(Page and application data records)
────────────────

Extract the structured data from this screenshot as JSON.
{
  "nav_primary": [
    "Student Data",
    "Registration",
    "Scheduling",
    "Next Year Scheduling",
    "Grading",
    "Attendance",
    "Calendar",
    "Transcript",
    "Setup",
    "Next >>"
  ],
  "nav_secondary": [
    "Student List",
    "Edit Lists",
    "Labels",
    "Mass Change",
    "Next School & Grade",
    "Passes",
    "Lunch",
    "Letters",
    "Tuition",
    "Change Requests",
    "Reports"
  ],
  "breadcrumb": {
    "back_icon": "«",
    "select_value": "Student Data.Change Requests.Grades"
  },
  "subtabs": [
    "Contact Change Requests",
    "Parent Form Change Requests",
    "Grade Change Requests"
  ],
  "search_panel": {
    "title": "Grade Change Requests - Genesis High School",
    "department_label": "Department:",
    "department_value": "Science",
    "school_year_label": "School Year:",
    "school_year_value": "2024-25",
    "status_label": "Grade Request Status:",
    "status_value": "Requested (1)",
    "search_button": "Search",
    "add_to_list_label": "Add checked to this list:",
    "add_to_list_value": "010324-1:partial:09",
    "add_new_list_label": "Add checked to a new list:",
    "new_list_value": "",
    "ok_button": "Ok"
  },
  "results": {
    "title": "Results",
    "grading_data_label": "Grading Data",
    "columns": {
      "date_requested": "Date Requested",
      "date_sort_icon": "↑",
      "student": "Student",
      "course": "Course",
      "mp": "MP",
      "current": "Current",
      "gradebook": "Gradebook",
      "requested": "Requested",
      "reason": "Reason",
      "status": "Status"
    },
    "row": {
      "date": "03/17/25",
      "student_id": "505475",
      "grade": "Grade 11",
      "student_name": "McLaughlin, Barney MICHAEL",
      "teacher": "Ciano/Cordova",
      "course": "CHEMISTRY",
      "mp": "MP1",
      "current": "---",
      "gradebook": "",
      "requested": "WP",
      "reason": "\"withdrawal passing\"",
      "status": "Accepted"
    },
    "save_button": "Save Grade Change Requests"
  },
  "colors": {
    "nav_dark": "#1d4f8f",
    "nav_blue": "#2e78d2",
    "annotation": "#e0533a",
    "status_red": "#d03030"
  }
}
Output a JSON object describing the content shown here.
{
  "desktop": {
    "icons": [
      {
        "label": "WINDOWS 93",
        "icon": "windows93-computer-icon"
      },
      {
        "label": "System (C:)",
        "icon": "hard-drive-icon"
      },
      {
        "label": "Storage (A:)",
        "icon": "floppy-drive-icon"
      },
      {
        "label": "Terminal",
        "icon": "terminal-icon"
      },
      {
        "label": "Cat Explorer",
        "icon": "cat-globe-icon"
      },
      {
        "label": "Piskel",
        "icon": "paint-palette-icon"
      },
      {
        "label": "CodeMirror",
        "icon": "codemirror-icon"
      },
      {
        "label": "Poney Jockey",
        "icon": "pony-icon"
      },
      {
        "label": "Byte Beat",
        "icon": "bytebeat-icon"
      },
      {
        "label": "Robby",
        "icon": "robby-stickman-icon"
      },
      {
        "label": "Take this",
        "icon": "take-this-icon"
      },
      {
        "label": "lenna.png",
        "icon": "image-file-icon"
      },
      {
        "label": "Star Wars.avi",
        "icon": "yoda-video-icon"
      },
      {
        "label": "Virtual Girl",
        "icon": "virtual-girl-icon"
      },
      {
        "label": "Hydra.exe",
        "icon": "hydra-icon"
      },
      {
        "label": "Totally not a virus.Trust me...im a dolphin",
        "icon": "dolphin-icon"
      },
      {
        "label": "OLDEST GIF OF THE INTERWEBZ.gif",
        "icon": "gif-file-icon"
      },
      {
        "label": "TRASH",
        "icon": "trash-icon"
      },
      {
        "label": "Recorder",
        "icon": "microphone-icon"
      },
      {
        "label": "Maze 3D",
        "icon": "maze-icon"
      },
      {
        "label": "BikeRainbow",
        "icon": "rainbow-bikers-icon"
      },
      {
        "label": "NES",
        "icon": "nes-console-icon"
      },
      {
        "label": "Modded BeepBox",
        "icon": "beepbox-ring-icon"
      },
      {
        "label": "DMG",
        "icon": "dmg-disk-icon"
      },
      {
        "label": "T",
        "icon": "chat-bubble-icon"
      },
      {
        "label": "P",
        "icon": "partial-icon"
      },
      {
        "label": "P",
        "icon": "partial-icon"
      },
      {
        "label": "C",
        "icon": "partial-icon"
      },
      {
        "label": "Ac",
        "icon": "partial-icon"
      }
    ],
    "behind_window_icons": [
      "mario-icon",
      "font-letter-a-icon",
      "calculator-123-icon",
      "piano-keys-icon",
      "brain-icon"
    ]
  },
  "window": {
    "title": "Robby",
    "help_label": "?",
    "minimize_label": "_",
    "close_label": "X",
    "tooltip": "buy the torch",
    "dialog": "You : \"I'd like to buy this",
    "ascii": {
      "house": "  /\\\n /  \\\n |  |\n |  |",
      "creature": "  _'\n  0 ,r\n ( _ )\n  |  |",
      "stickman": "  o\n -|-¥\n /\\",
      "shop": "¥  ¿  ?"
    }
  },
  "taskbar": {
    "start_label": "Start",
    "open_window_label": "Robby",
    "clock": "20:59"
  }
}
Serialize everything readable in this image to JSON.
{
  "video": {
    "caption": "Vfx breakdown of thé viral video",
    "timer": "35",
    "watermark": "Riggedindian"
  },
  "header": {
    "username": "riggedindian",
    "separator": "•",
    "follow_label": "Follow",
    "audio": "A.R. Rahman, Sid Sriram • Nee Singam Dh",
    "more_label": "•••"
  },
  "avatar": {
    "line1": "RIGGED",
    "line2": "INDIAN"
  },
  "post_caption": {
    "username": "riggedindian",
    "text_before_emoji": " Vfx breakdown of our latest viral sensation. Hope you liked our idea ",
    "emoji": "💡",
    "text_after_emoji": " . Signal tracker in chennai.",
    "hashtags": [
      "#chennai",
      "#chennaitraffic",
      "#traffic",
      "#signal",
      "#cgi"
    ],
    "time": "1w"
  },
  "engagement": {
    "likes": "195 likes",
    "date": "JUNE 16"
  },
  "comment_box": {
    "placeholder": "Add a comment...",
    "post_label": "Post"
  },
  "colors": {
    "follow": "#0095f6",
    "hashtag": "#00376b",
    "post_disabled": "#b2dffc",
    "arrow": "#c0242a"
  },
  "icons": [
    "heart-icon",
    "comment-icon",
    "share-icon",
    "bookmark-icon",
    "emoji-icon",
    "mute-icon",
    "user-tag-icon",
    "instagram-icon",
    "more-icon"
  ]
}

────────────────

§ Problem details:
Collect from the data above every line that includes "reason".

§ Problem solution:
      "reason": "Reason",
      "reason": "\"withdrawal passing\"",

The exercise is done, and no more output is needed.